Items from a data source
-- begin --
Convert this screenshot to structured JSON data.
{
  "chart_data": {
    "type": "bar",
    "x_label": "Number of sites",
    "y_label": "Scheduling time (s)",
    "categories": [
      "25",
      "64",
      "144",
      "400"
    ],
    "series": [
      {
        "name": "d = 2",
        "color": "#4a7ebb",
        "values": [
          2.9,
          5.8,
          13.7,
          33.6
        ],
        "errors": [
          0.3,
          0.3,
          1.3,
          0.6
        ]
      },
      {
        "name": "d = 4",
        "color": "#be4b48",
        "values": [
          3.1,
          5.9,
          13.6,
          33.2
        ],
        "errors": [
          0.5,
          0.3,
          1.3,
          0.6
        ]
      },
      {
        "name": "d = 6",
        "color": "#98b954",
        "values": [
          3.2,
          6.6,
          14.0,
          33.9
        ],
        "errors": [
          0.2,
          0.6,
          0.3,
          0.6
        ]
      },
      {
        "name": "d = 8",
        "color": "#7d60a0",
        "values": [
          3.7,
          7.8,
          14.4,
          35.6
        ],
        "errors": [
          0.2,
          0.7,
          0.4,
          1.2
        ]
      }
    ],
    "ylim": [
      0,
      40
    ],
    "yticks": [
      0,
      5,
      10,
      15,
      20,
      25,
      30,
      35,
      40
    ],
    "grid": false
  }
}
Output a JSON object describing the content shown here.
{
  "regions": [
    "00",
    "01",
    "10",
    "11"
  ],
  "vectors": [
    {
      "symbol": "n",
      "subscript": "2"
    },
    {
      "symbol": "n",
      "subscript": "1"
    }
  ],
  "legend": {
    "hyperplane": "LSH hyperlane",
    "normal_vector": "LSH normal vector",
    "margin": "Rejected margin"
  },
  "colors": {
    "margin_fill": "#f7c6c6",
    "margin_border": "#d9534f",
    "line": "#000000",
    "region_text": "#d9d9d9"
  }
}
-- end --
| Work instructions |
Return, unchanged, each line from the line containing "Output a JSON" through the last line of the material.

| Task response |
Output a JSON object describing the content shown here.
{
  "regions": [
    "00",
    "01",
    "10",
    "11"
  ],
  "vectors": [
    {
      "symbol": "n",
      "subscript": "2"
    },
    {
      "symbol": "n",
      "subscript": "1"
    }
  ],
  "legend": {
    "hyperplane": "LSH hyperlane",
    "normal_vector": "LSH normal vector",
    "margin": "Rejected margin"
  },
  "colors": {
    "margin_fill": "#f7c6c6",
    "margin_border": "#d9534f",
    "line": "#000000",
    "region_text": "#d9d9d9"
  }
}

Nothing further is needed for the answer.